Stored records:

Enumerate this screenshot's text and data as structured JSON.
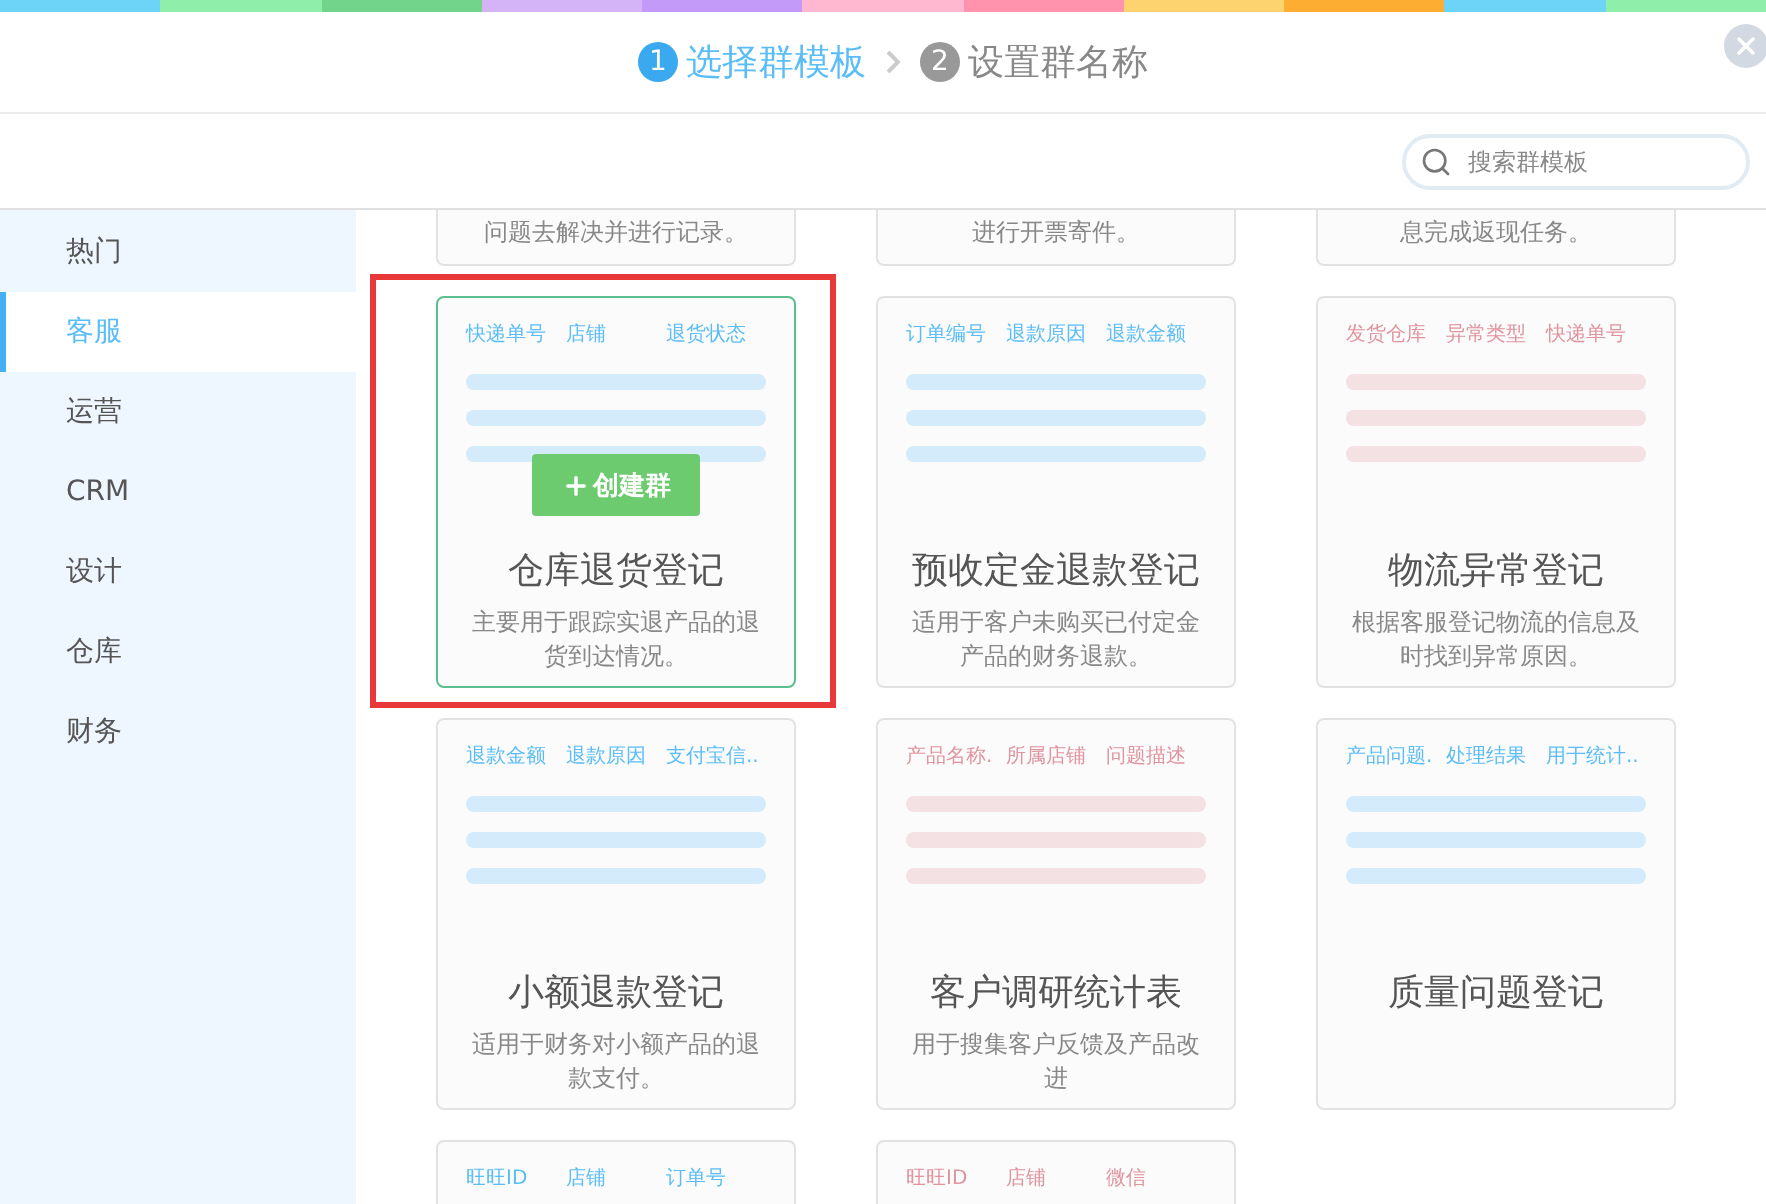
{
  "header": {
    "steps": [
      {
        "number": "1",
        "label": "选择群模板",
        "selected": true
      },
      {
        "number": "2",
        "label": "设置群名称",
        "selected": false
      }
    ]
  },
  "search": {
    "placeholder": "搜索群模板"
  },
  "sidebar": {
    "items": [
      {
        "label": "热门",
        "selected": false
      },
      {
        "label": "客服",
        "selected": true
      },
      {
        "label": "运营",
        "selected": false
      },
      {
        "label": "CRM",
        "selected": false
      },
      {
        "label": "设计",
        "selected": false
      },
      {
        "label": "仓库",
        "selected": false
      },
      {
        "label": "财务",
        "selected": false
      }
    ]
  },
  "create_button": "创建群",
  "cards": [
    {
      "kind": "partial-top",
      "description": "问题去解决并进行记录。"
    },
    {
      "kind": "partial-top",
      "description": "进行开票寄件。"
    },
    {
      "kind": "partial-top",
      "description": "息完成返现任务。"
    },
    {
      "kind": "full",
      "color": "#5bbdf8",
      "selected": true,
      "fields": [
        "快递单号",
        "店铺",
        "退货状态"
      ],
      "title": "仓库退货登记",
      "description": "主要用于跟踪实退产品的退货到达情况。"
    },
    {
      "kind": "full",
      "color": "#5bbdf8",
      "selected": false,
      "fields": [
        "订单编号",
        "退款原因",
        "退款金额"
      ],
      "title": "预收定金退款登记",
      "description": "适用于客户未购买已付定金产品的财务退款。"
    },
    {
      "kind": "full",
      "color": "#e0949e",
      "selected": false,
      "fields": [
        "发货仓库",
        "异常类型",
        "快递单号"
      ],
      "title": "物流异常登记",
      "description": "根据客服登记物流的信息及时找到异常原因。"
    },
    {
      "kind": "full",
      "color": "#5bbdf8",
      "selected": false,
      "fields": [
        "退款金额",
        "退款原因",
        "支付宝信.."
      ],
      "title": "小额退款登记",
      "description": "适用于财务对小额产品的退款支付。"
    },
    {
      "kind": "full",
      "color": "#e0949e",
      "selected": false,
      "fields": [
        "产品名称.",
        "所属店铺",
        "问题描述"
      ],
      "title": "客户调研统计表",
      "description": "用于搜集客户反馈及产品改进"
    },
    {
      "kind": "full",
      "color": "#5bbdf8",
      "selected": false,
      "fields": [
        "产品问题.",
        "处理结果",
        "用于统计.."
      ],
      "title": "质量问题登记"
    },
    {
      "kind": "partial-bottom",
      "color": "#5bbdf8",
      "fields": [
        "旺旺ID",
        "店铺",
        "订单号"
      ]
    },
    {
      "kind": "partial-bottom",
      "color": "#e0949e",
      "fields": [
        "旺旺ID",
        "店铺",
        "微信"
      ]
    }
  ]
}
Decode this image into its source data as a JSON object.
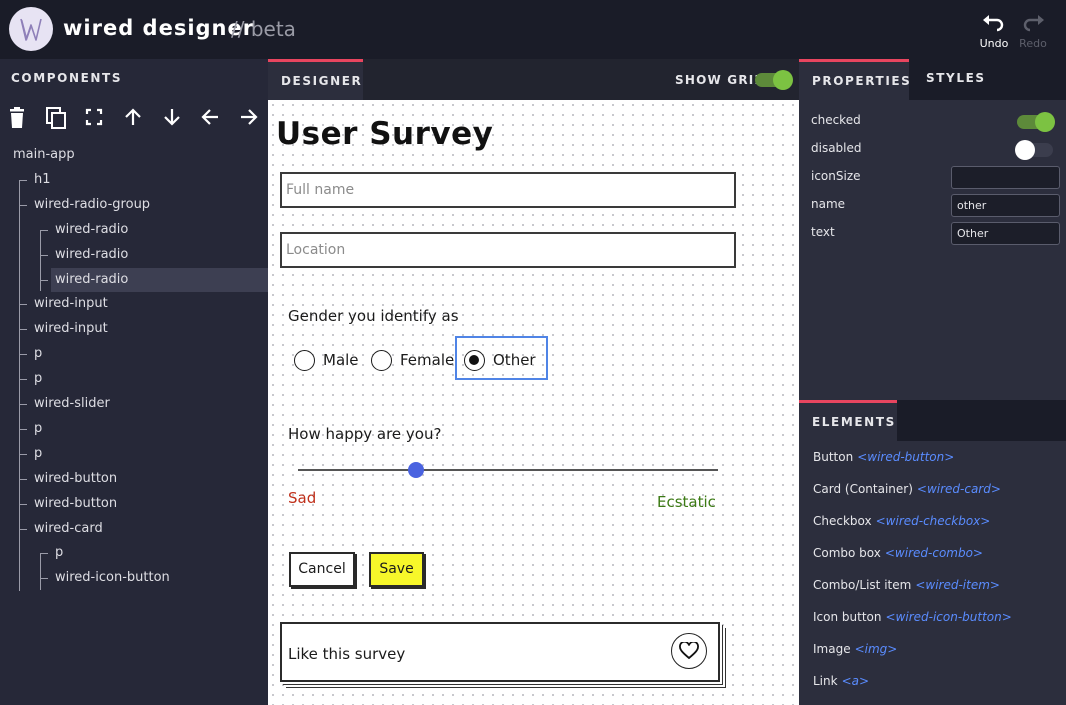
{
  "header": {
    "app_name": "wired designer",
    "app_suffix": "// beta",
    "undo_label": "Undo",
    "redo_label": "Redo"
  },
  "components_panel": {
    "title": "COMPONENTS",
    "tools": [
      "trash-icon",
      "copy-icon",
      "fullscreen-icon",
      "arrow-up-icon",
      "arrow-down-icon",
      "arrow-left-icon",
      "arrow-right-icon"
    ],
    "tree": [
      {
        "label": "main-app",
        "depth": 0
      },
      {
        "label": "h1",
        "depth": 1
      },
      {
        "label": "wired-radio-group",
        "depth": 1
      },
      {
        "label": "wired-radio",
        "depth": 2
      },
      {
        "label": "wired-radio",
        "depth": 2
      },
      {
        "label": "wired-radio",
        "depth": 2,
        "selected": true
      },
      {
        "label": "wired-input",
        "depth": 1
      },
      {
        "label": "wired-input",
        "depth": 1
      },
      {
        "label": "p",
        "depth": 1
      },
      {
        "label": "p",
        "depth": 1
      },
      {
        "label": "wired-slider",
        "depth": 1
      },
      {
        "label": "p",
        "depth": 1
      },
      {
        "label": "p",
        "depth": 1
      },
      {
        "label": "wired-button",
        "depth": 1
      },
      {
        "label": "wired-button",
        "depth": 1
      },
      {
        "label": "wired-card",
        "depth": 1
      },
      {
        "label": "p",
        "depth": 2
      },
      {
        "label": "wired-icon-button",
        "depth": 2
      }
    ]
  },
  "designer": {
    "tab_label": "DESIGNER",
    "grid_label": "SHOW GRID",
    "show_grid": true,
    "survey": {
      "title": "User Survey",
      "name_placeholder": "Full name",
      "location_placeholder": "Location",
      "gender_prompt": "Gender you identify as",
      "gender_options": [
        "Male",
        "Female",
        "Other"
      ],
      "gender_selected": "Other",
      "happy_prompt": "How happy are you?",
      "slider_value": 0.28,
      "slider_min_label": "Sad",
      "slider_max_label": "Ecstatic",
      "cancel_label": "Cancel",
      "save_label": "Save",
      "card_text": "Like this survey"
    }
  },
  "properties_panel": {
    "tab_properties": "PROPERTIES",
    "tab_styles": "STYLES",
    "props": {
      "checked_label": "checked",
      "checked": true,
      "disabled_label": "disabled",
      "disabled": false,
      "iconsize_label": "iconSize",
      "iconsize_value": "",
      "name_label": "name",
      "name_value": "other",
      "text_label": "text",
      "text_value": "Other"
    }
  },
  "elements_panel": {
    "title": "ELEMENTS",
    "items": [
      {
        "label": "Button",
        "tag": "<wired-button>"
      },
      {
        "label": "Card (Container)",
        "tag": "<wired-card>"
      },
      {
        "label": "Checkbox",
        "tag": "<wired-checkbox>"
      },
      {
        "label": "Combo box",
        "tag": "<wired-combo>"
      },
      {
        "label": "Combo/List item",
        "tag": "<wired-item>"
      },
      {
        "label": "Icon button",
        "tag": "<wired-icon-button>"
      },
      {
        "label": "Image",
        "tag": "<img>"
      },
      {
        "label": "Link",
        "tag": "<a>"
      }
    ]
  },
  "colors": {
    "accent": "#e8455f",
    "toggle_on": "#7cc242",
    "selection_blue": "#4f84e6",
    "slider_knob": "#4a63e0",
    "save_button": "#f7f72a",
    "sad_text": "#c0301b",
    "ecstatic_text": "#3c7a14",
    "tag_text": "#5a8cff"
  }
}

## INSTRUCTIONS FOR THE TASK
In the entries above, find lines with "title" and copy each.

## OUTPUT FOR THIS TASK
      "title": "仓库退货登记",
      "title": "预收定金退款登记",
      "title": "物流异常登记",
      "title": "小额退款登记",
      "title": "客户调研统计表",
      "title": "质量问题登记"
    "title": "COMPONENTS",
      "title": "User Survey",
    "title": "ELEMENTS",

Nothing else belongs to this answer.